Data excerpts
::::::
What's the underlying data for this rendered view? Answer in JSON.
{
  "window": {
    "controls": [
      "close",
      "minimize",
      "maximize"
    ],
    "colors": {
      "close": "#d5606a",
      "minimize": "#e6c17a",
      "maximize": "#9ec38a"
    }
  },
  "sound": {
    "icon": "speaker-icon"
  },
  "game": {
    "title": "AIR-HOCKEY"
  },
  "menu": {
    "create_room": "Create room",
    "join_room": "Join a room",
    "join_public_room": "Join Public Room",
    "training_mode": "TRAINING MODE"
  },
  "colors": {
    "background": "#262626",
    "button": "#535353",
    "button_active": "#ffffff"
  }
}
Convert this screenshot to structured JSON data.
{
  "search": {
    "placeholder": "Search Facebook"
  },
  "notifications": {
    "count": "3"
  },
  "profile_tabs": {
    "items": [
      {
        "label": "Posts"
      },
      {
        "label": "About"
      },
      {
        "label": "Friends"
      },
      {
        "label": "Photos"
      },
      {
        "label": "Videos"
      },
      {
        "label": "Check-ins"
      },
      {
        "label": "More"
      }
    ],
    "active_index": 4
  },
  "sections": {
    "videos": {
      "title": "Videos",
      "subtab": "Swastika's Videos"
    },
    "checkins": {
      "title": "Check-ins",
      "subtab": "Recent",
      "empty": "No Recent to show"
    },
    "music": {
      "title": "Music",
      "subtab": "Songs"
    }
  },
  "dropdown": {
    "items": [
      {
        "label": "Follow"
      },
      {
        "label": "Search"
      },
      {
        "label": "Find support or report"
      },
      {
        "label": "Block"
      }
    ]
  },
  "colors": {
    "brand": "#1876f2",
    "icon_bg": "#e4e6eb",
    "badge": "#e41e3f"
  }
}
::::::
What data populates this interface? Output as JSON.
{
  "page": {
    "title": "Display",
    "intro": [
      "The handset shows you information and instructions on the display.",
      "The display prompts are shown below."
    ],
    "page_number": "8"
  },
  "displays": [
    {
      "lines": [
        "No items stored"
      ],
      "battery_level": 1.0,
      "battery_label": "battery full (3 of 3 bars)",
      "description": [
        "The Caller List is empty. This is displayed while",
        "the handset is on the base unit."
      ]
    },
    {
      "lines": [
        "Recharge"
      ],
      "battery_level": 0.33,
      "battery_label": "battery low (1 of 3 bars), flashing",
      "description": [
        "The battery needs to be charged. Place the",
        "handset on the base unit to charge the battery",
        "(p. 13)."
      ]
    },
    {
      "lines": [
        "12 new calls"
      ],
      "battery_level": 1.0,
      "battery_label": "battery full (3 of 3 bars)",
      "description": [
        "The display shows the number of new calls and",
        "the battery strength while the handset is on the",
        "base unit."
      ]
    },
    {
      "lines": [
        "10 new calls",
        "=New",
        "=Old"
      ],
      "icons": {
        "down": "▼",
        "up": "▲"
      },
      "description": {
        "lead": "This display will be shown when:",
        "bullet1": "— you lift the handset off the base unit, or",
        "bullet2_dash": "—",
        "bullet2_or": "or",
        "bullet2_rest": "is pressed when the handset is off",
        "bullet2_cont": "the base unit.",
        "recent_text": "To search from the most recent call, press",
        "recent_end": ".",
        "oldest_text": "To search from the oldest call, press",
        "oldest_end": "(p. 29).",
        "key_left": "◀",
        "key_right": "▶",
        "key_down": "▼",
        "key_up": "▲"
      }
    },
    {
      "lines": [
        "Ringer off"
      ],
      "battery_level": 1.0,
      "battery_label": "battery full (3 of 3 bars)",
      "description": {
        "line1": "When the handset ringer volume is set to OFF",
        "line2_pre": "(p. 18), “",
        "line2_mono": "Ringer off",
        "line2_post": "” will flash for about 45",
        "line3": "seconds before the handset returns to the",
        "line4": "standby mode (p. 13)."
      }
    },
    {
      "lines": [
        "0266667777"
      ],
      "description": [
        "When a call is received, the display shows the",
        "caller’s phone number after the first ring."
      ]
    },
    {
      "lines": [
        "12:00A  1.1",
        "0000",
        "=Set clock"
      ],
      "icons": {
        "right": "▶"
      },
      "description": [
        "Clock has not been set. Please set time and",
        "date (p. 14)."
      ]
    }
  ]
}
::::::
§ SHORT PROBLEM: Determine how many lines of the entries above carry the string "while", and give that number alone.

§ RESULT OF THIS TASK: 2